> [TASK DETAILS]: All of the data should be repeated exactly; pictures are not part of the copy.
— START OF TASK INPUTS —
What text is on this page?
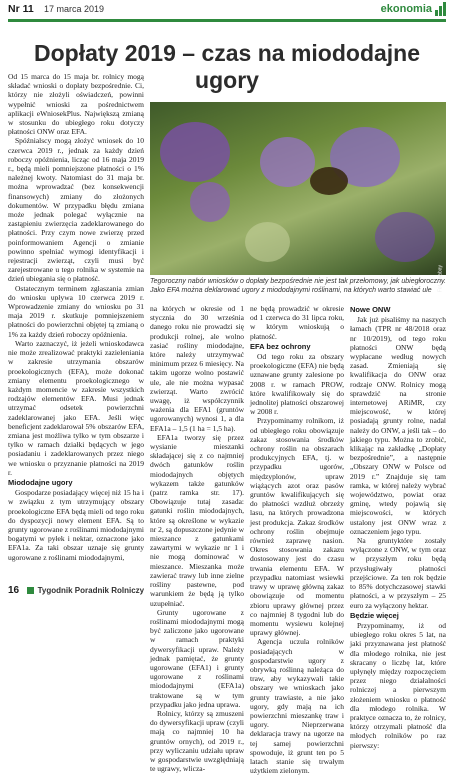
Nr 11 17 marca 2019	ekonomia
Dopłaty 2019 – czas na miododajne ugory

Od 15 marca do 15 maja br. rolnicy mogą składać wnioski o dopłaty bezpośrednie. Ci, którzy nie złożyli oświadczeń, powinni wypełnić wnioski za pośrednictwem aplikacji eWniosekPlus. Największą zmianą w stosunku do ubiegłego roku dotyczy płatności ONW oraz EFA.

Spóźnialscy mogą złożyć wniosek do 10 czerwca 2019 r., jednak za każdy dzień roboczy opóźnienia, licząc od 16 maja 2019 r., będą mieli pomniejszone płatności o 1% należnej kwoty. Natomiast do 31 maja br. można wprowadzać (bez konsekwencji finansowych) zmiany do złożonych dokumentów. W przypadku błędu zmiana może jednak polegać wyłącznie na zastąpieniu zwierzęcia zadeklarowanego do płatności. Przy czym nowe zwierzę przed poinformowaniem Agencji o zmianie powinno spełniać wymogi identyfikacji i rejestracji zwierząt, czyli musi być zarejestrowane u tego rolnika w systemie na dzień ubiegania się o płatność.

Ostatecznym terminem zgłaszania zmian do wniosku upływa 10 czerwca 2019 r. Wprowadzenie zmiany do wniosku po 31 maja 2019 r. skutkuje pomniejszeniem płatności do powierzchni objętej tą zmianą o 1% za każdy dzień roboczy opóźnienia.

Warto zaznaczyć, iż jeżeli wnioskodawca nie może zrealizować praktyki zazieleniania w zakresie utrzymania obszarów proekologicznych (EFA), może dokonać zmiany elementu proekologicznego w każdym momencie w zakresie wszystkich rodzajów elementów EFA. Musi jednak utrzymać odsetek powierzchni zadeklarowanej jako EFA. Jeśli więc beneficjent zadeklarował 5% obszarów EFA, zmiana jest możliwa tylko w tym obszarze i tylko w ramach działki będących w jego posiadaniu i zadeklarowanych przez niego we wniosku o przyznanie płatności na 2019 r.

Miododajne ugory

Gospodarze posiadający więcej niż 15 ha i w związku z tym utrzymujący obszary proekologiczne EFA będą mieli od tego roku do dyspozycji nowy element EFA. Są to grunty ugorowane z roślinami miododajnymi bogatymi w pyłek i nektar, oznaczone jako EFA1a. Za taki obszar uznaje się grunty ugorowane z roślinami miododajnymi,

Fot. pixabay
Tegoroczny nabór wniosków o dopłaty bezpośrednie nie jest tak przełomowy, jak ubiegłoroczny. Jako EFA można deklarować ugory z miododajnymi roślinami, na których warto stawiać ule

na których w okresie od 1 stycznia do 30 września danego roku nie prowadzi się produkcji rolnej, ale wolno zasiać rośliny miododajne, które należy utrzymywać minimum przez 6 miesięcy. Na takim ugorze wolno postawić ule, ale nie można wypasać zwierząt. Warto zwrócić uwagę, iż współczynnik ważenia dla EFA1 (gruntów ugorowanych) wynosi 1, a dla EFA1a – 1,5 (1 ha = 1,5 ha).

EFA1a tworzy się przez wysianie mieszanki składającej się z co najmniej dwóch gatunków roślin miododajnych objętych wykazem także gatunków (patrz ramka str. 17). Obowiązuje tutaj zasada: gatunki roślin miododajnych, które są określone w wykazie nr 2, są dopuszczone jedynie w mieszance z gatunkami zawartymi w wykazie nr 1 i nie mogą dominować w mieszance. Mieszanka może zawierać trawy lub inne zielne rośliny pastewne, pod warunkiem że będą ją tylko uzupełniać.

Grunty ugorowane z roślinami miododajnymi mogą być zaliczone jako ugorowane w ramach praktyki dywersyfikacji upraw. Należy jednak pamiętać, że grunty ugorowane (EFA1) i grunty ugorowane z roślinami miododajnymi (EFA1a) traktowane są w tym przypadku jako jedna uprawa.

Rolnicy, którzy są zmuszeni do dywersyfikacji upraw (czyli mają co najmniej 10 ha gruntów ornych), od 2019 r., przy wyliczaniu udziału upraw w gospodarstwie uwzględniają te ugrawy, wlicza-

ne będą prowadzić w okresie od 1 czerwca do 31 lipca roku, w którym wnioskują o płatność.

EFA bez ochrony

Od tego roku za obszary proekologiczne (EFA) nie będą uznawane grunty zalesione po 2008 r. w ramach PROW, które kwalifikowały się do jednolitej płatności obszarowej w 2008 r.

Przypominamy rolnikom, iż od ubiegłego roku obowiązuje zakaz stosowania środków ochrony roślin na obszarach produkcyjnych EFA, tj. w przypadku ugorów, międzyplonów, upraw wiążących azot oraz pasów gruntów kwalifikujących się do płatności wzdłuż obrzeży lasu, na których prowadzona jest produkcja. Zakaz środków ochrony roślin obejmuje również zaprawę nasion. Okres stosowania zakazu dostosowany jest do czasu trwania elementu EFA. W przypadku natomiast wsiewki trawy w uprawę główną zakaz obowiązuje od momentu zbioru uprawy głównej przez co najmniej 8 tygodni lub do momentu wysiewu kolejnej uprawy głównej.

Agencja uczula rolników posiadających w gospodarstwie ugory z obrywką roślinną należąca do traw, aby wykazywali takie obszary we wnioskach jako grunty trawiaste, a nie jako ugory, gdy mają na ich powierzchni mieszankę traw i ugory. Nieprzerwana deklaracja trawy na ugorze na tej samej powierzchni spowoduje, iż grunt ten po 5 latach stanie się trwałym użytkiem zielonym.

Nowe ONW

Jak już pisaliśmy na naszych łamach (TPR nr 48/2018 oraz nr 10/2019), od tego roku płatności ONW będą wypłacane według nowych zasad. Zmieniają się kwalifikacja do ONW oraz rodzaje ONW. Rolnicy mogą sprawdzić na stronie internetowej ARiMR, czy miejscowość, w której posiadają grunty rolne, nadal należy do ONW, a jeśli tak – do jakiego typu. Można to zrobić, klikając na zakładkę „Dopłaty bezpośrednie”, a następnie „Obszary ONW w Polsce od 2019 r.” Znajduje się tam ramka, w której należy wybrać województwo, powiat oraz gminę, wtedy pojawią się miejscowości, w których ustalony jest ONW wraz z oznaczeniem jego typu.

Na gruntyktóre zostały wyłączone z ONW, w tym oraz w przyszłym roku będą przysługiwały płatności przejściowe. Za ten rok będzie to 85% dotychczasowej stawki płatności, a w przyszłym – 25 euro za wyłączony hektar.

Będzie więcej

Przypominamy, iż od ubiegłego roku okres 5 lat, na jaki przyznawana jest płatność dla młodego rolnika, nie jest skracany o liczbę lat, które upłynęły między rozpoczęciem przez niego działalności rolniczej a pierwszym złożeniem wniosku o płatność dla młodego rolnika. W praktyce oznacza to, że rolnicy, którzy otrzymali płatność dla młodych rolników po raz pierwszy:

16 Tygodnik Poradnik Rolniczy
— END OF TASK INPUTS —
> [RESPONSE TO THIS EXERCISE]:
What text is on this page?
Nr 11 17 marca 2019	ekonomia
Dopłaty 2019 – czas na miododajne ugory

Od 15 marca do 15 maja br. rolnicy mogą składać wnioski o dopłaty bezpośrednie. Ci, którzy nie złożyli oświadczeń, powinni wypełnić wnioski za pośrednictwem aplikacji eWniosekPlus. Największą zmianą w stosunku do ubiegłego roku dotyczy płatności ONW oraz EFA.

Spóźnialscy mogą złożyć wniosek do 10 czerwca 2019 r., jednak za każdy dzień roboczy opóźnienia, licząc od 16 maja 2019 r., będą mieli pomniejszone płatności o 1% należnej kwoty. Natomiast do 31 maja br. można wprowadzać (bez konsekwencji finansowych) zmiany do złożonych dokumentów. W przypadku błędu zmiana może jednak polegać wyłącznie na zastąpieniu zwierzęcia zadeklarowanego do płatności. Przy czym nowe zwierzę przed poinformowaniem Agencji o zmianie powinno spełniać wymogi identyfikacji i rejestracji zwierząt, czyli musi być zarejestrowane u tego rolnika w systemie na dzień ubiegania się o płatność.

Ostatecznym terminem zgłaszania zmian do wniosku upływa 10 czerwca 2019 r. Wprowadzenie zmiany do wniosku po 31 maja 2019 r. skutkuje pomniejszeniem płatności do powierzchni objętej tą zmianą o 1% za każdy dzień roboczy opóźnienia.

Warto zaznaczyć, iż jeżeli wnioskodawca nie może zrealizować praktyki zazieleniania w zakresie utrzymania obszarów proekologicznych (EFA), może dokonać zmiany elementu proekologicznego w każdym momencie w zakresie wszystkich rodzajów elementów EFA. Musi jednak utrzymać odsetek powierzchni zadeklarowanej jako EFA. Jeśli więc beneficjent zadeklarował 5% obszarów EFA, zmiana jest możliwa tylko w tym obszarze i tylko w ramach działki będących w jego posiadaniu i zadeklarowanych przez niego we wniosku o przyznanie płatności na 2019 r.

Miododajne ugory

Gospodarze posiadający więcej niż 15 ha i w związku z tym utrzymujący obszary proekologiczne EFA będą mieli od tego roku do dyspozycji nowy element EFA. Są to grunty ugorowane z roślinami miododajnymi bogatymi w pyłek i nektar, oznaczone jako EFA1a. Za taki obszar uznaje się grunty ugorowane z roślinami miododajnymi,

Fot. pixabay
Tegoroczny nabór wniosków o dopłaty bezpośrednie nie jest tak przełomowy, jak ubiegłoroczny. Jako EFA można deklarować ugory z miododajnymi roślinami, na których warto stawiać ule

na których w okresie od 1 stycznia do 30 września danego roku nie prowadzi się produkcji rolnej, ale wolno zasiać rośliny miododajne, które należy utrzymywać minimum przez 6 miesięcy. Na takim ugorze wolno postawić ule, ale nie można wypasać zwierząt. Warto zwrócić uwagę, iż współczynnik ważenia dla EFA1 (gruntów ugorowanych) wynosi 1, a dla EFA1a – 1,5 (1 ha = 1,5 ha).

EFA1a tworzy się przez wysianie mieszanki składającej się z co najmniej dwóch gatunków roślin miododajnych objętych wykazem także gatunków (patrz ramka str. 17). Obowiązuje tutaj zasada: gatunki roślin miododajnych, które są określone w wykazie nr 2, są dopuszczone jedynie w mieszance z gatunkami zawartymi w wykazie nr 1 i nie mogą dominować w mieszance. Mieszanka może zawierać trawy lub inne zielne rośliny pastewne, pod warunkiem że będą ją tylko uzupełniać.

Grunty ugorowane z roślinami miododajnymi mogą być zaliczone jako ugorowane w ramach praktyki dywersyfikacji upraw. Należy jednak pamiętać, że grunty ugorowane (EFA1) i grunty ugorowane z roślinami miododajnymi (EFA1a) traktowane są w tym przypadku jako jedna uprawa.

Rolnicy, którzy są zmuszeni do dywersyfikacji upraw (czyli mają co najmniej 10 ha gruntów ornych), od 2019 r., przy wyliczaniu udziału upraw w gospodarstwie uwzględniają te ugrawy, wlicza-

ne będą prowadzić w okresie od 1 czerwca do 31 lipca roku, w którym wnioskują o płatność.

EFA bez ochrony

Od tego roku za obszary proekologiczne (EFA) nie będą uznawane grunty zalesione po 2008 r. w ramach PROW, które kwalifikowały się do jednolitej płatności obszarowej w 2008 r.

Przypominamy rolnikom, iż od ubiegłego roku obowiązuje zakaz stosowania środków ochrony roślin na obszarach produkcyjnych EFA, tj. w przypadku ugorów, międzyplonów, upraw wiążących azot oraz pasów gruntów kwalifikujących się do płatności wzdłuż obrzeży lasu, na których prowadzona jest produkcja. Zakaz środków ochrony roślin obejmuje również zaprawę nasion. Okres stosowania zakazu dostosowany jest do czasu trwania elementu EFA. W przypadku natomiast wsiewki trawy w uprawę główną zakaz obowiązuje od momentu zbioru uprawy głównej przez co najmniej 8 tygodni lub do momentu wysiewu kolejnej uprawy głównej.

Agencja uczula rolników posiadających w gospodarstwie ugory z obrywką roślinną należąca do traw, aby wykazywali takie obszary we wnioskach jako grunty trawiaste, a nie jako ugory, gdy mają na ich powierzchni mieszankę traw i ugory. Nieprzerwana deklaracja trawy na ugorze na tej samej powierzchni spowoduje, iż grunt ten po 5 latach stanie się trwałym użytkiem zielonym.

Nowe ONW

Jak już pisaliśmy na naszych łamach (TPR nr 48/2018 oraz nr 10/2019), od tego roku płatności ONW będą wypłacane według nowych zasad. Zmieniają się kwalifikacja do ONW oraz rodzaje ONW. Rolnicy mogą sprawdzić na stronie internetowej ARiMR, czy miejscowość, w której posiadają grunty rolne, nadal należy do ONW, a jeśli tak – do jakiego typu. Można to zrobić, klikając na zakładkę „Dopłaty bezpośrednie”, a następnie „Obszary ONW w Polsce od 2019 r.” Znajduje się tam ramka, w której należy wybrać województwo, powiat oraz gminę, wtedy pojawią się miejscowości, w których ustalony jest ONW wraz z oznaczeniem jego typu.

Na gruntyktóre zostały wyłączone z ONW, w tym oraz w przyszłym roku będą przysługiwały płatności przejściowe. Za ten rok będzie to 85% dotychczasowej stawki płatności, a w przyszłym – 25 euro za wyłączony hektar.

Będzie więcej

Przypominamy, iż od ubiegłego roku okres 5 lat, na jaki przyznawana jest płatność dla młodego rolnika, nie jest skracany o liczbę lat, które upłynęły między rozpoczęciem przez niego działalności rolniczej a pierwszym złożeniem wniosku o płatność dla młodego rolnika. W praktyce oznacza to, że rolnicy, którzy otrzymali płatność dla młodych rolników po raz pierwszy:

16 Tygodnik Poradnik Rolniczy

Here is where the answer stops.